◆ TASK: Turn the rows below, from the line with "text-line: 对 [179,302,202,328]" up to and including the final line, into a Markdown table with two columns, n for a running number and Entry for the line itself. Leave out any blank lines.

◆ RECORDS FOR THE TASK:
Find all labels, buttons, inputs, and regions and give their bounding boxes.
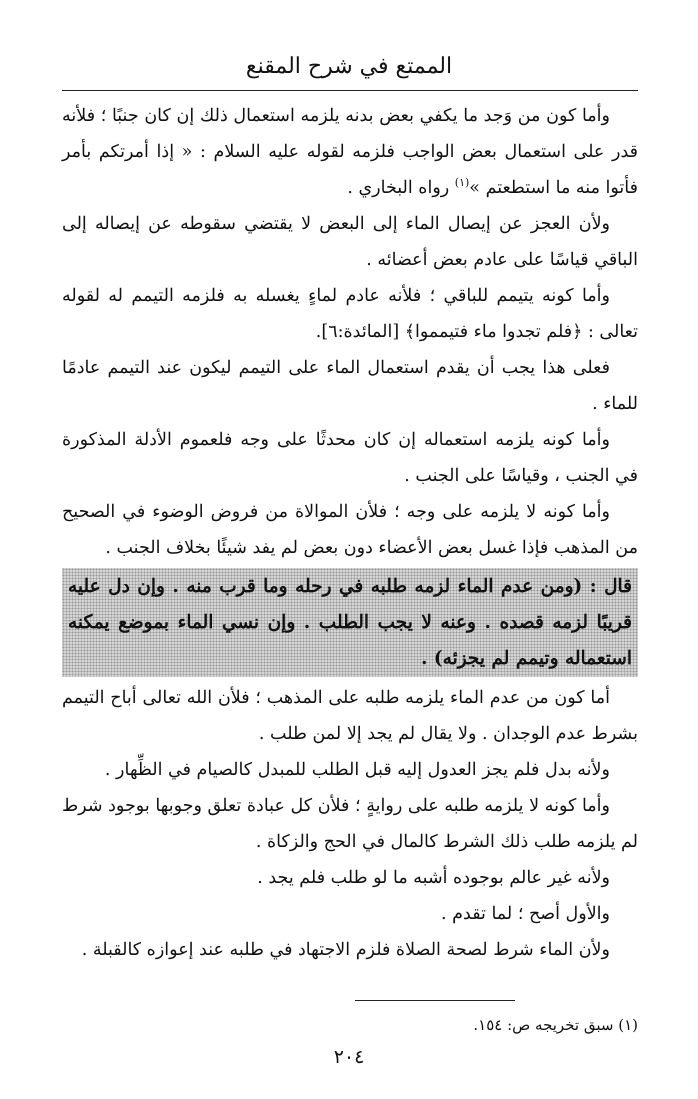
paragraph	[62, 896, 638, 932]
paragraph-text: ولأن العجز عن إيصال الماء إلى البعض لا يقتضي سقوطه عن إيصاله إلى الباقي قياسًا على عادم بعض أعضائه .	[62, 214, 638, 270]
body-text	[62, 98, 638, 968]
paragraph-text: فعلى هذا يجب أن يقدم استعمال الماء على التيمم ليكون عند التيمم عادمًا للماء .	[62, 358, 638, 414]
paragraph-text: ولأنه بدل فلم يجز العدول إليه قبل الطلب للمبدل كالصيام في الظِّهار .	[104, 760, 610, 780]
paragraph-text: والأول أصح ؛ لما تقدم .	[441, 904, 610, 924]
header-rule	[62, 90, 638, 91]
footnote-rule	[355, 1000, 515, 1001]
paragraph-text: وأما كون من وَجد ما يكفي بعض بدنه يلزمه استعمال ذلك إن كان جنبًا ؛ فلأنه قدر على استعمال بعض الواجب فلزمه لقوله عليه السلام : « إذا أمرتكم بأمر فأتوا منه ما استطعتم »	[62, 106, 638, 198]
paragraph	[62, 206, 638, 278]
paragraph	[62, 494, 638, 566]
paragraph	[62, 932, 638, 968]
paragraph	[62, 860, 638, 896]
paragraph	[62, 278, 638, 350]
page-number: ٢٠٤	[333, 1046, 365, 1068]
paragraph-text: ولأنه غير عالم بوجوده أشبه ما لو طلب فلم يجد .	[257, 868, 610, 888]
paragraph-text: وأما كونه لا يلزمه طلبه على روايةٍ ؛ فلأن كل عبادة تعلق وجوبها بوجود شرط لم يلزمه طلب ذلك الشرط كالمال في الحج والزكاة .	[62, 796, 638, 852]
running-header: الممتع في شرح المقنع	[245, 54, 453, 79]
paragraph	[62, 752, 638, 788]
paragraph	[62, 350, 638, 422]
paragraph	[62, 98, 638, 206]
paragraph	[62, 422, 638, 494]
paragraph-text: قال : (ومن عدم الماء لزمه طلبه في رحله وما قرب منه . وإن دل عليه قريبًا لزمه قصده . وعنه لا يجب الطلب . وإن نسي الماء بموضع يمكنه استعماله وتيمم لم يجزئه) .	[68, 576, 632, 669]
paragraph	[62, 680, 638, 752]
paragraph-text: وأما كونه يلزمه استعماله إن كان محدثًا على وجه فلعموم الأدلة المذكورة في الجنب ، وقياسًا على الجنب .	[62, 430, 638, 486]
paragraph	[62, 788, 638, 860]
paragraph-text: أما كون من عدم الماء يلزمه طلبه على المذهب ؛ فلأن الله تعالى أباح التيمم بشرط عدم الوجدان . ولا يقال لم يجد إلا لمن طلب .	[62, 688, 638, 744]
paragraph-text: وأما كونه لا يلزمه على وجه ؛ فلأن الموالاة من فروض الوضوء في الصحيح من المذهب فإذا غسل بعض الأعضاء دون بعض لم يفد شيئًا بخلاف الجنب .	[62, 502, 638, 558]
paragraph-text: رواه البخاري .	[347, 178, 455, 198]
paragraph-text: وأما كونه يتيمم للباقي ؛ فلأنه عادم لماءٍ يغسله به فلزمه التيمم له لقوله تعالى : ﴿فلم تجدوا ماء فتيمموا﴾ [المائدة:٦].	[62, 286, 638, 342]
paragraph-text: ولأن الماء شرط لصحة الصلاة فلزم الاجتهاد في طلبه عند إعوازه كالقبلة .	[81, 940, 610, 960]
footnote-reference: (١)	[454, 176, 470, 190]
footnote-text: (١) سبق تخريجه ص: ١٥٤.	[473, 1016, 638, 1034]
footnotes	[62, 1014, 638, 1036]
quoted-matn-block	[62, 568, 638, 677]
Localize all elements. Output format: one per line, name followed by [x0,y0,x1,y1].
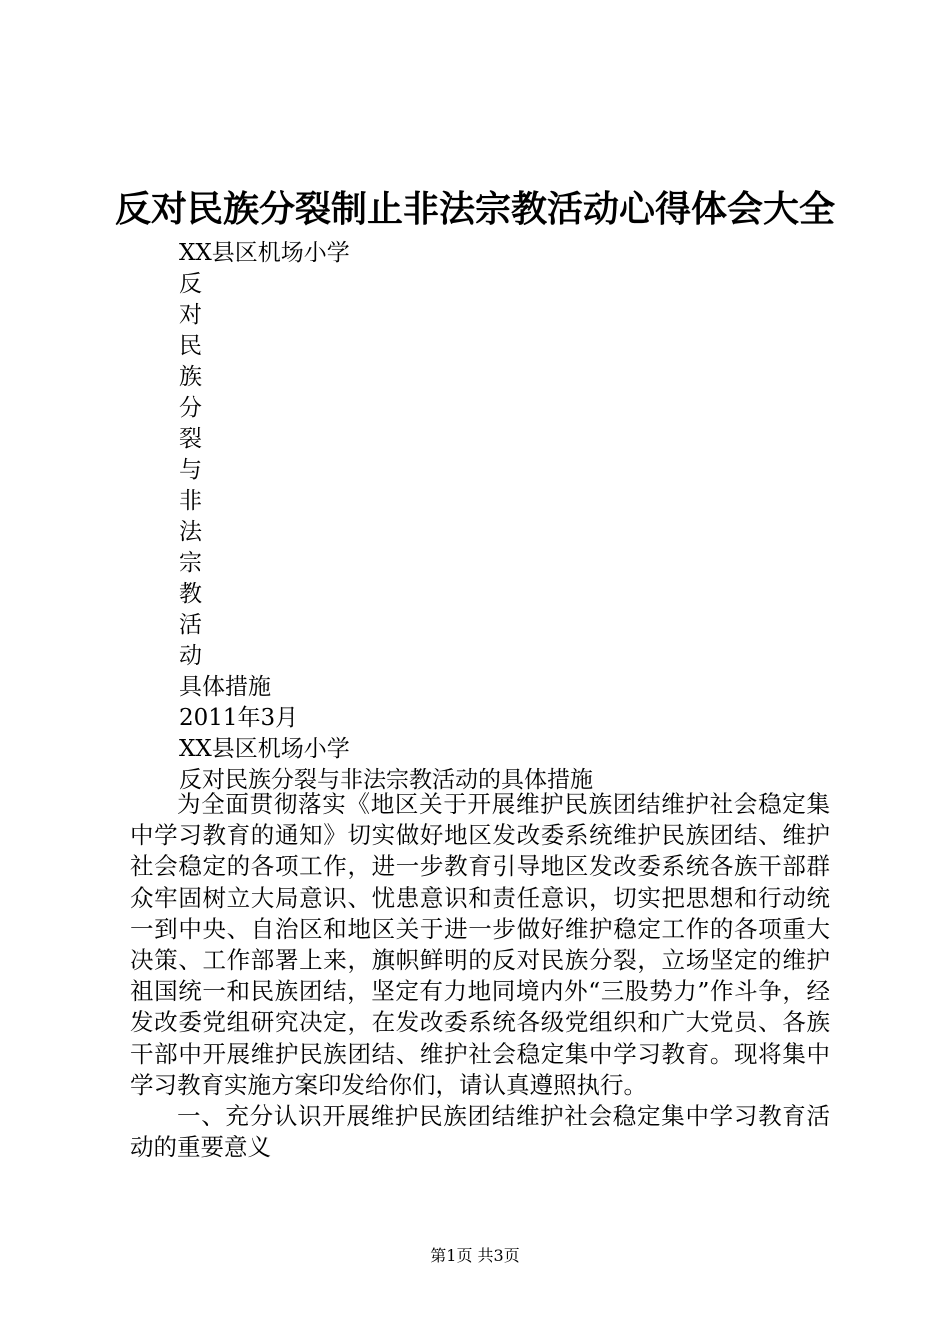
text-line: 对 [179,302,202,328]
text-line: 与 [179,457,202,483]
text-line: 裂 [179,426,202,452]
text-line: 反 [179,271,202,297]
text-line: 民 [179,333,202,359]
section-heading: 一、充分认识开展维护民族团结维护社会稳定集中学习教育活动的重要意义 [130,1102,830,1162]
header-lines [179,238,839,796]
date-line: 2011年3月 [179,705,299,731]
text-line: 教 [179,581,202,607]
text-line: 分 [179,395,202,421]
text-line: 宗 [179,550,202,576]
document-body [130,789,830,1163]
text-line: 族 [179,364,202,390]
text-line: 法 [179,519,202,545]
document-title: 反对民族分裂制止非法宗教活动心得体会大全 [114,188,835,230]
text-line: XX县区机场小学 [179,240,350,266]
page-footer: 第1页 共3页 [430,1246,520,1265]
subtitle-line: 反对民族分裂与非法宗教活动的具体措施 [179,767,593,793]
text-line: 具体措施 [179,674,271,700]
body-paragraph: 为全面贯彻落实《地区关于开展维护民族团结维护社会稳定集中学习教育的通知》切实做好地区发改委系统维护民族团结、维护社会稳定的各项工作，进一步教育引导地区发改委系统各族干部群众牢固树立大局意识、忧患意识和责任意识，切实把思想和行动统一到中央、自治区和地区关于进一步做好维护稳定工作的各项重大决策、工作部署上来，旗帜鲜明的反对民族分裂，立场坚定的维护祖国统一和民族团结，坚定有力地同境内外“三股势力”作斗争，经发改委党组研究决定，在发改委系统各级党组织和广大党员、各族干部中开展维护民族团结、维护社会稳定集中学习教育。现将集中学习教育实施方案印发给你们，请认真遵照执行。 [130,790,830,1099]
text-line: 动 [179,643,202,669]
text-line: 活 [179,612,202,638]
text-line: XX县区机场小学 [179,736,350,762]
text-line: 非 [179,488,202,514]
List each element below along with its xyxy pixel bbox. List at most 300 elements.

◆ RESULT:
| n | Entry |
|---|---|
| 1 | text-line: 对 [179,302,202,328] |
| 2 | text-line: 与 [179,457,202,483] |
| 3 | text-line: 裂 [179,426,202,452] |
| 4 | text-line: 反 [179,271,202,297] |
| 5 | text-line: 民 [179,333,202,359] |
| 6 | section-heading: 一、充分认识开展维护民族团结维护社会稳定集中学习教育活动的重要意义 [130,1102,830,1162] |
| 7 | header-lines [179,238,839,796] |
| 8 | date-line: 2011年3月 [179,705,299,731] |
| 9 | text-line: 教 [179,581,202,607] |
| 10 | text-line: 分 [179,395,202,421] |
| 11 | text-line: 宗 [179,550,202,576] |
| 12 | document-body [130,789,830,1163] |
| 13 | text-line: 族 [179,364,202,390] |
| 14 | text-line: 法 [179,519,202,545] |
| 15 | document-title: 反对民族分裂制止非法宗教活动心得体会大全 [114,188,835,230] |
| 16 | text-line: XX县区机场小学 [179,240,350,266] |
| 17 | page-footer: 第1页 共3页 [430,1246,520,1265] |
| 18 | subtitle-line: 反对民族分裂与非法宗教活动的具体措施 [179,767,593,793] |
| 19 | text-line: 具体措施 [179,674,271,700] |
| 20 | body-paragraph: 为全面贯彻落实《地区关于开展维护民族团结维护社会稳定集中学习教育的通知》切实做好地区发改委系统维护民族团结、维护社会稳定的各项工作，进一步教育引导地区发改委系统各族干部群众牢固树立大局意识、忧患意识和责任意识，切实把思想和行动统一到中央、自治区和地区关于进一步做好维护稳定工作的各项重大决策、工作部署上来，旗帜鲜明的反对民族分裂，立场坚定的维护祖国统一和民族团结，坚定有力地同境内外“三股势力”作斗争，经发改委党组研究决定，在发改委系统各级党组织和广大党员、各族干部中开展维护民族团结、维护社会稳定集中学习教育。现将集中学习教育实施方案印发给你们，请认真遵照执行。 [130,790,830,1099] |
| 21 | text-line: 动 [179,643,202,669] |
| 22 | text-line: 活 [179,612,202,638] |
| 23 | text-line: XX县区机场小学 [179,736,350,762] |
| 24 | text-line: 非 [179,488,202,514] |
| 25 | List each element below along with its xyxy pixel bbox. List at most 300 elements. |